WHAT YOU ARE ASKED TO DO »
Copy the data precisely, keeping every character.

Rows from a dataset
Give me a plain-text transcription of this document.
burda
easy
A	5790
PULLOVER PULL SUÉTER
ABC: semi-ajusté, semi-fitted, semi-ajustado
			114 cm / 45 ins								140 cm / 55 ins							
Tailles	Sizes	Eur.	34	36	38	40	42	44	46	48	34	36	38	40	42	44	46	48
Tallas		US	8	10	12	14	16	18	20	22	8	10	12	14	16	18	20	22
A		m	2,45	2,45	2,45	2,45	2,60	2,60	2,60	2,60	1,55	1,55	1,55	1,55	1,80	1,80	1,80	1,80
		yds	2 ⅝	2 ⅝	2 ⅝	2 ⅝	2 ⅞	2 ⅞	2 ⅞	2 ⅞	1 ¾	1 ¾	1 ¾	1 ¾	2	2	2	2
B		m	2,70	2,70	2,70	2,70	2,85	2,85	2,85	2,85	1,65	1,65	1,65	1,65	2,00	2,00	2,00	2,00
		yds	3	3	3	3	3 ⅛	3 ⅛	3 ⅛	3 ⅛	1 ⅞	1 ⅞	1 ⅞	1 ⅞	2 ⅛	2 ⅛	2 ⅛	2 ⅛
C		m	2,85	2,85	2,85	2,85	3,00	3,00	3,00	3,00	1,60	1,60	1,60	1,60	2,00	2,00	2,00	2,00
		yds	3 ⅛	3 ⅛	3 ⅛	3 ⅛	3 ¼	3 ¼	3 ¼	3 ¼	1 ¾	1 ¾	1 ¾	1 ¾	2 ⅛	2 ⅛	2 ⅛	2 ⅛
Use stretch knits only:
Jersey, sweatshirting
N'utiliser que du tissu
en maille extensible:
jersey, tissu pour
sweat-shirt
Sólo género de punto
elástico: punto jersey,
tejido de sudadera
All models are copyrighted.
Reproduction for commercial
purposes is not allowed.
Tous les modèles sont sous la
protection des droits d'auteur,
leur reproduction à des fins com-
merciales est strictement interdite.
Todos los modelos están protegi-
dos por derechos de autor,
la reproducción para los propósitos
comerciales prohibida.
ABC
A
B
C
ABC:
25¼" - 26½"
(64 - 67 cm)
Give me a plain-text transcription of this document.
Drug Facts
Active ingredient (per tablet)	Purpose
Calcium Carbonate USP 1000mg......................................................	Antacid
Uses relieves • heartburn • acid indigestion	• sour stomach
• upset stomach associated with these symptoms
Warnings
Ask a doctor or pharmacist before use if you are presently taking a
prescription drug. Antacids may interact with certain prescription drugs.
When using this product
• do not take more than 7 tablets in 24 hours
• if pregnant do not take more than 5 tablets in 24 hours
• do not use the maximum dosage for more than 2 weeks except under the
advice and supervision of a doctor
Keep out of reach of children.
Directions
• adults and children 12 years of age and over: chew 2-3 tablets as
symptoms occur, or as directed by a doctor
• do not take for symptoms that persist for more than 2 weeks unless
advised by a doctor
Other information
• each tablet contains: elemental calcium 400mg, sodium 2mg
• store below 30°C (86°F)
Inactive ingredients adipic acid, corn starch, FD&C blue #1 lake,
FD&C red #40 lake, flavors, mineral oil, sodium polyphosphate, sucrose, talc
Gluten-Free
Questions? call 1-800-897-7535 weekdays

RESULT FOR THIS EXERCISE »
Give me a plain-text transcription of this document.
burda
easy
A	5790
PULLOVER PULL SUÉTER
ABC: semi-ajusté, semi-fitted, semi-ajustado
			114 cm / 45 ins								140 cm / 55 ins							
Tailles	Sizes	Eur.	34	36	38	40	42	44	46	48	34	36	38	40	42	44	46	48
Tallas		US	8	10	12	14	16	18	20	22	8	10	12	14	16	18	20	22
A		m	2,45	2,45	2,45	2,45	2,60	2,60	2,60	2,60	1,55	1,55	1,55	1,55	1,80	1,80	1,80	1,80
		yds	2 ⅝	2 ⅝	2 ⅝	2 ⅝	2 ⅞	2 ⅞	2 ⅞	2 ⅞	1 ¾	1 ¾	1 ¾	1 ¾	2	2	2	2
B		m	2,70	2,70	2,70	2,70	2,85	2,85	2,85	2,85	1,65	1,65	1,65	1,65	2,00	2,00	2,00	2,00
		yds	3	3	3	3	3 ⅛	3 ⅛	3 ⅛	3 ⅛	1 ⅞	1 ⅞	1 ⅞	1 ⅞	2 ⅛	2 ⅛	2 ⅛	2 ⅛
C		m	2,85	2,85	2,85	2,85	3,00	3,00	3,00	3,00	1,60	1,60	1,60	1,60	2,00	2,00	2,00	2,00
		yds	3 ⅛	3 ⅛	3 ⅛	3 ⅛	3 ¼	3 ¼	3 ¼	3 ¼	1 ¾	1 ¾	1 ¾	1 ¾	2 ⅛	2 ⅛	2 ⅛	2 ⅛
Use stretch knits only:
Jersey, sweatshirting
N'utiliser que du tissu
en maille extensible:
jersey, tissu pour
sweat-shirt
Sólo género de punto
elástico: punto jersey,
tejido de sudadera
All models are copyrighted.
Reproduction for commercial
purposes is not allowed.
Tous les modèles sont sous la
protection des droits d'auteur,
leur reproduction à des fins com-
merciales est strictement interdite.
Todos los modelos están protegi-
dos por derechos de autor,
la reproducción para los propósitos
comerciales prohibida.
ABC
A
B
C
ABC:
25¼" - 26½"
(64 - 67 cm)
Give me a plain-text transcription of this document.
Drug Facts
Active ingredient (per tablet)	Purpose
Calcium Carbonate USP 1000mg......................................................	Antacid
Uses relieves • heartburn • acid indigestion	• sour stomach
• upset stomach associated with these symptoms
Warnings
Ask a doctor or pharmacist before use if you are presently taking a
prescription drug. Antacids may interact with certain prescription drugs.
When using this product
• do not take more than 7 tablets in 24 hours
• if pregnant do not take more than 5 tablets in 24 hours
• do not use the maximum dosage for more than 2 weeks except under the
advice and supervision of a doctor
Keep out of reach of children.
Directions
• adults and children 12 years of age and over: chew 2-3 tablets as
symptoms occur, or as directed by a doctor
• do not take for symptoms that persist for more than 2 weeks unless
advised by a doctor
Other information
• each tablet contains: elemental calcium 400mg, sodium 2mg
• store below 30°C (86°F)
Inactive ingredients adipic acid, corn starch, FD&C blue #1 lake,
FD&C red #40 lake, flavors, mineral oil, sodium polyphosphate, sucrose, talc
Gluten-Free
Questions? call 1-800-897-7535 weekdays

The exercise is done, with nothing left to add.